● **The problem**: Write out all lines holding the word "carbón".

● **Supplied information**:
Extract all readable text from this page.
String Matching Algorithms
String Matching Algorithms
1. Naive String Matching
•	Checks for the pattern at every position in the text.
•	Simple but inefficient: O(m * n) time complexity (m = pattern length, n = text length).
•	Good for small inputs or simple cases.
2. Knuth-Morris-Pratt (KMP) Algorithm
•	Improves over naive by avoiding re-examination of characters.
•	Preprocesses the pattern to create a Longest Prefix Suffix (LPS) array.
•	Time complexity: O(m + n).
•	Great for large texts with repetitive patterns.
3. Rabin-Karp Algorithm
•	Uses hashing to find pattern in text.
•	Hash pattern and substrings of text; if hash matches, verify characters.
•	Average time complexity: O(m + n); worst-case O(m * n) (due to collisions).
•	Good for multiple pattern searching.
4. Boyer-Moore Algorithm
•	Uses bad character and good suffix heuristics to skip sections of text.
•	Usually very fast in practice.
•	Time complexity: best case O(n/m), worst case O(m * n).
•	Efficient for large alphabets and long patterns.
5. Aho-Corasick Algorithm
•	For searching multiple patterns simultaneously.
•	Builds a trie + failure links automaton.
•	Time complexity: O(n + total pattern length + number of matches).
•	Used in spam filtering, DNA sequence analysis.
==
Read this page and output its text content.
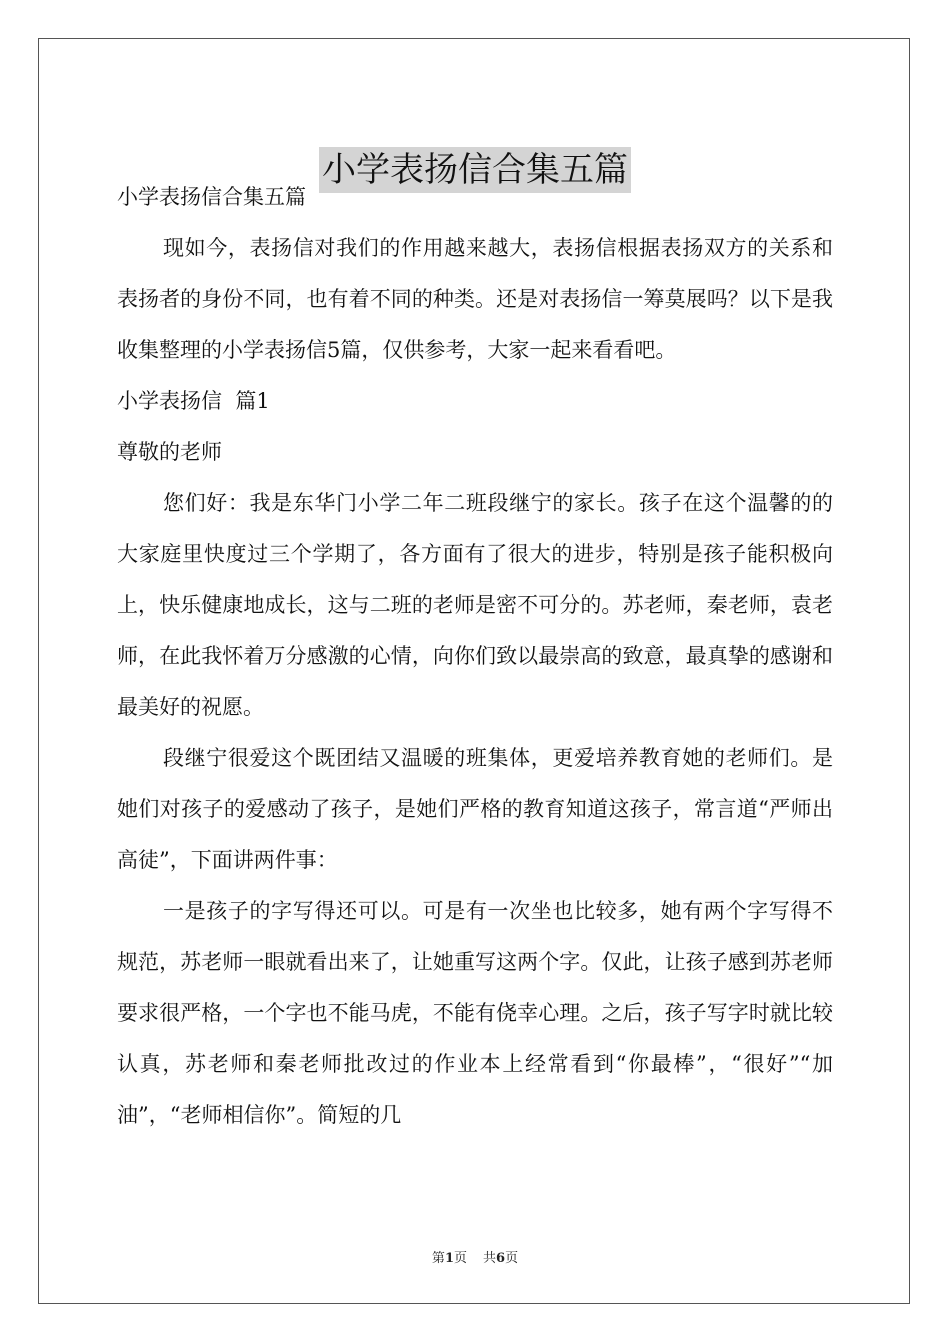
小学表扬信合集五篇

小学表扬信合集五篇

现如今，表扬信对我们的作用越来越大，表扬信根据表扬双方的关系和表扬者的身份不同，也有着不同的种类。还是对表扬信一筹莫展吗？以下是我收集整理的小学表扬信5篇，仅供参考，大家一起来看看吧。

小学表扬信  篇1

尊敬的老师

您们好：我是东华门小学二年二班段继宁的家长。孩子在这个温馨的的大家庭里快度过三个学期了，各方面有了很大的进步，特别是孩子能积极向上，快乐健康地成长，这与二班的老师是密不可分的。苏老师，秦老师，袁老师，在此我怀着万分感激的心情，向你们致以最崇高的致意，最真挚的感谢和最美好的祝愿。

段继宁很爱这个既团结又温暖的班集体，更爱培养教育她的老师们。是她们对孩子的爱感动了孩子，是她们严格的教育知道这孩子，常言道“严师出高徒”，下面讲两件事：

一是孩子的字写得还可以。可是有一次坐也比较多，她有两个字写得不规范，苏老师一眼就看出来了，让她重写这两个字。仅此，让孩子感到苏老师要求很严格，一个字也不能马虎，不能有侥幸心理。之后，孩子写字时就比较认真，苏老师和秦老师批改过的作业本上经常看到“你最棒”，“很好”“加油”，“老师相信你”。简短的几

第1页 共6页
...
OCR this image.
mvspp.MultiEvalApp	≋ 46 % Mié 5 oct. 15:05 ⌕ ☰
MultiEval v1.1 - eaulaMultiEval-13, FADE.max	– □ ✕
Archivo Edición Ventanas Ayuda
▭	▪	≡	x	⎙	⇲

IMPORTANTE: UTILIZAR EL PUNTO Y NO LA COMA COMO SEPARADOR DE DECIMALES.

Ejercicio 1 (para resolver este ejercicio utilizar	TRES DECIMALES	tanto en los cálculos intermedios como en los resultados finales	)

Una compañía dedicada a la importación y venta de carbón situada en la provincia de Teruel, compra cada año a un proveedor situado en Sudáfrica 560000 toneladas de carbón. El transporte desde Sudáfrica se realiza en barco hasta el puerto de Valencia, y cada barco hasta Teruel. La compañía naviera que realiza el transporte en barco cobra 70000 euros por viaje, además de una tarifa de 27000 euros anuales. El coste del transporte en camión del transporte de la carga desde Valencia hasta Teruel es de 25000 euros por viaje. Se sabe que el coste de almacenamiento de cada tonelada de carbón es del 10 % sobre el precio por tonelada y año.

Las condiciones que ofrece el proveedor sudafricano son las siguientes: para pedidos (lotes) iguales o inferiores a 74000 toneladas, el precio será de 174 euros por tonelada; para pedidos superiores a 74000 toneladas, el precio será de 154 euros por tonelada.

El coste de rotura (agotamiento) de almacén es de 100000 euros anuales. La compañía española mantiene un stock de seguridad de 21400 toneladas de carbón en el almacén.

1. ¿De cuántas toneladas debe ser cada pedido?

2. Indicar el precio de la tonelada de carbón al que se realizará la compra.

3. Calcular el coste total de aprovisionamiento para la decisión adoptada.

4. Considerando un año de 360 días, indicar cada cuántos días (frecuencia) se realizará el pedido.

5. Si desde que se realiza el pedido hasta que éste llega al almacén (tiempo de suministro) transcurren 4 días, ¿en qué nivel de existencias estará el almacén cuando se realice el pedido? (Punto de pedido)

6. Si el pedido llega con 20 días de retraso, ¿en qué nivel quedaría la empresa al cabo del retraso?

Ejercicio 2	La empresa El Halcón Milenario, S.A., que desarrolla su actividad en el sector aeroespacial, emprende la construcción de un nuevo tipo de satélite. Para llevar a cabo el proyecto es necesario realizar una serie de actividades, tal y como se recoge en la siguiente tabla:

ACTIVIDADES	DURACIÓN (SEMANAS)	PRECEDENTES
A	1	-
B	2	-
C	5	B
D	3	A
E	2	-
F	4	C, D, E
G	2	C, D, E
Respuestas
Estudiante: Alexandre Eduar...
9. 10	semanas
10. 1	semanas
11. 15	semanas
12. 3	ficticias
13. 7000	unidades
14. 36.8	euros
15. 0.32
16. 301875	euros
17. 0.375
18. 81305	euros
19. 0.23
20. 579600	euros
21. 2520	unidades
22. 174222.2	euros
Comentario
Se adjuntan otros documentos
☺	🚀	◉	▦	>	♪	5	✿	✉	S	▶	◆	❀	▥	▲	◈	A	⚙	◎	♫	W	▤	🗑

● **Answer to this task**:
Una compañía dedicada a la importación y venta de carbón situada en la provincia de Teruel, compra cada año a un proveedor situado en Sudáfrica 560000 toneladas de carbón. El transporte desde Sudáfrica se realiza en barco hasta el puerto de Valencia, y cada barco hasta Teruel. La compañía naviera que realiza el transporte en barco cobra 70000 euros por viaje, además de una tarifa de 27000 euros anuales. El coste del transporte en camión del transporte de la carga desde Valencia hasta Teruel es de 25000 euros por viaje. Se sabe que el coste de almacenamiento de cada tonelada de carbón es del 10 % sobre el precio por tonelada y año.
El coste de rotura (agotamiento) de almacén es de 100000 euros anuales. La compañía española mantiene un stock de seguridad de 21400 toneladas de carbón en el almacén.
2. Indicar el precio de la tonelada de carbón al que se realizará la compra.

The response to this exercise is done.